__TASK DESCRIPTION__.
State how many lines in the records hold the word "JSON", giving the number and no other text.

__LISTING__.
** begin **
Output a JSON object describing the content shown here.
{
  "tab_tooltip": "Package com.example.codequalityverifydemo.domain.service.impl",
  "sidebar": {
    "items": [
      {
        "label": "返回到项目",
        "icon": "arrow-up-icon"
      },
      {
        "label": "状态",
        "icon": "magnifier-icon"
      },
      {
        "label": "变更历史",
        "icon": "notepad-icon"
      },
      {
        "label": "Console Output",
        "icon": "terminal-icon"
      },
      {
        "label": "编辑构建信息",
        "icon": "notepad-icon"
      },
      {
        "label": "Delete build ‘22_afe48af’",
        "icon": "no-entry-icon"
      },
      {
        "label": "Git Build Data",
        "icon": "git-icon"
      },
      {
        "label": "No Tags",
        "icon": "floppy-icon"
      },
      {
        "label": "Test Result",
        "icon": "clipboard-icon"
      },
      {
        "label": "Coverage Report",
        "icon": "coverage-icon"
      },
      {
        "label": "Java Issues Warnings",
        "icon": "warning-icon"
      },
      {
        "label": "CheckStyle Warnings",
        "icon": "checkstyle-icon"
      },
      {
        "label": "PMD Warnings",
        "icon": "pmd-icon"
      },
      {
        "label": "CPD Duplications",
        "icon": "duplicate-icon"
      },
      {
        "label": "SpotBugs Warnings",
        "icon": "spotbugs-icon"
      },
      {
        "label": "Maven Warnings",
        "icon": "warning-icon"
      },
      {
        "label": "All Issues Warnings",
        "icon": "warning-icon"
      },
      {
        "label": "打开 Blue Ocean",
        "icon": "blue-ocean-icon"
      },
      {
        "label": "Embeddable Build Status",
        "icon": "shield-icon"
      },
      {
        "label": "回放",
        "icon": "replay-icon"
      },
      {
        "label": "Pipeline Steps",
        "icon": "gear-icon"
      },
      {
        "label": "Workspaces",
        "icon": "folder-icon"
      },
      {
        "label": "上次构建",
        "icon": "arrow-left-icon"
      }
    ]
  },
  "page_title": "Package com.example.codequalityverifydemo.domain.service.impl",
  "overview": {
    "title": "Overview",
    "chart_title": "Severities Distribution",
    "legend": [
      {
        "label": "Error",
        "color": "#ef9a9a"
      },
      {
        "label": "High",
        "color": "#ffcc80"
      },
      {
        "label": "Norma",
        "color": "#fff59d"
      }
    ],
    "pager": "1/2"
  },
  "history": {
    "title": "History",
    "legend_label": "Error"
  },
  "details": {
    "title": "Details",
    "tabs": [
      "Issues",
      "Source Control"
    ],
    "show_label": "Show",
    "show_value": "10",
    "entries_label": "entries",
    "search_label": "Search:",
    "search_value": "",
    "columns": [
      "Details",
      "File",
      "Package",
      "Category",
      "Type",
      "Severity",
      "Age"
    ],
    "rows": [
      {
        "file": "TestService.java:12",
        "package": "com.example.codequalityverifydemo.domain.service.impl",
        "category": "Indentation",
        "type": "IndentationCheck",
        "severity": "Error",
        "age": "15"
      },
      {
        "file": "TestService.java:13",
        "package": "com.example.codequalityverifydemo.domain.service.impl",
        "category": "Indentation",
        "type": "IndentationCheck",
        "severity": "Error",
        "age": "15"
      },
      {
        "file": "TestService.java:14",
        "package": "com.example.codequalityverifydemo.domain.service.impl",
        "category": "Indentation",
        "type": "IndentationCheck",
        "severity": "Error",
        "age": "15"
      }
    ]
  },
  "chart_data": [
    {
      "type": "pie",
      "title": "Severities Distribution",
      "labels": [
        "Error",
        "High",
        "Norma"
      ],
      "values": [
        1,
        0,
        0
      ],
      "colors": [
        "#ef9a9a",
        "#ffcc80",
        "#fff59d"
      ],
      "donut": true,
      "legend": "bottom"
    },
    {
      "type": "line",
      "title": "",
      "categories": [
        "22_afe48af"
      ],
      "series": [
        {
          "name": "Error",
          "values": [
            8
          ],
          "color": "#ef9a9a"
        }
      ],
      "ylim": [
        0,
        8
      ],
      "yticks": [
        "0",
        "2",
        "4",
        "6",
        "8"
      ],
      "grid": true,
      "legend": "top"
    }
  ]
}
** end **
** begin **
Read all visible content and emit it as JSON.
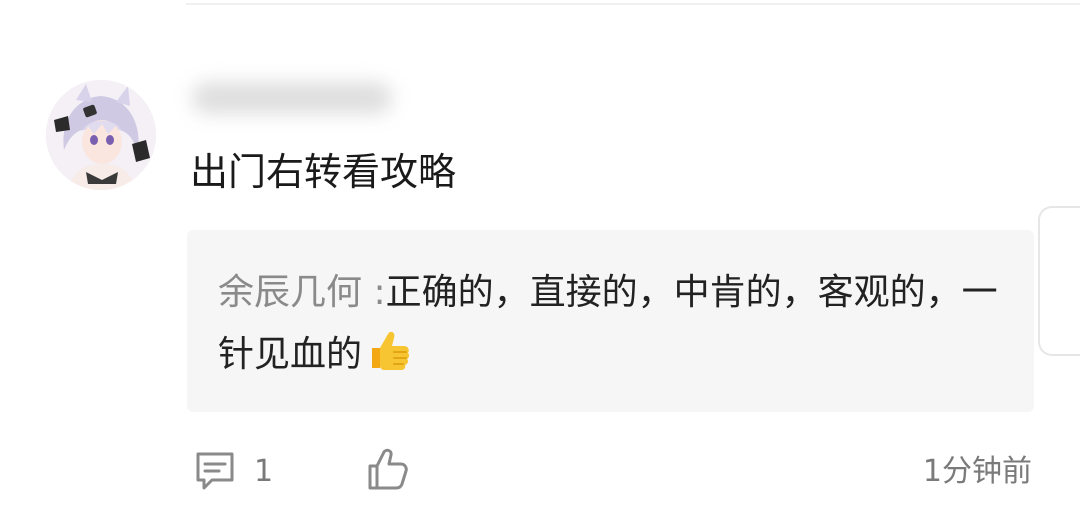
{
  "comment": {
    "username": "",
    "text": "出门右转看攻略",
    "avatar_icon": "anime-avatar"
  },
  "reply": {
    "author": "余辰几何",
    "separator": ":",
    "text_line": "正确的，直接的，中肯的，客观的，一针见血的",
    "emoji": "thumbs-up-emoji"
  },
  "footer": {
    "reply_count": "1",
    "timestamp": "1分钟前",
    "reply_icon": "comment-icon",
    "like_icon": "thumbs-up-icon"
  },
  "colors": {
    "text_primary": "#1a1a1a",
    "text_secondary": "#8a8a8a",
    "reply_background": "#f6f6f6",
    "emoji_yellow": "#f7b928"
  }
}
** end **
__ANSWER__.
2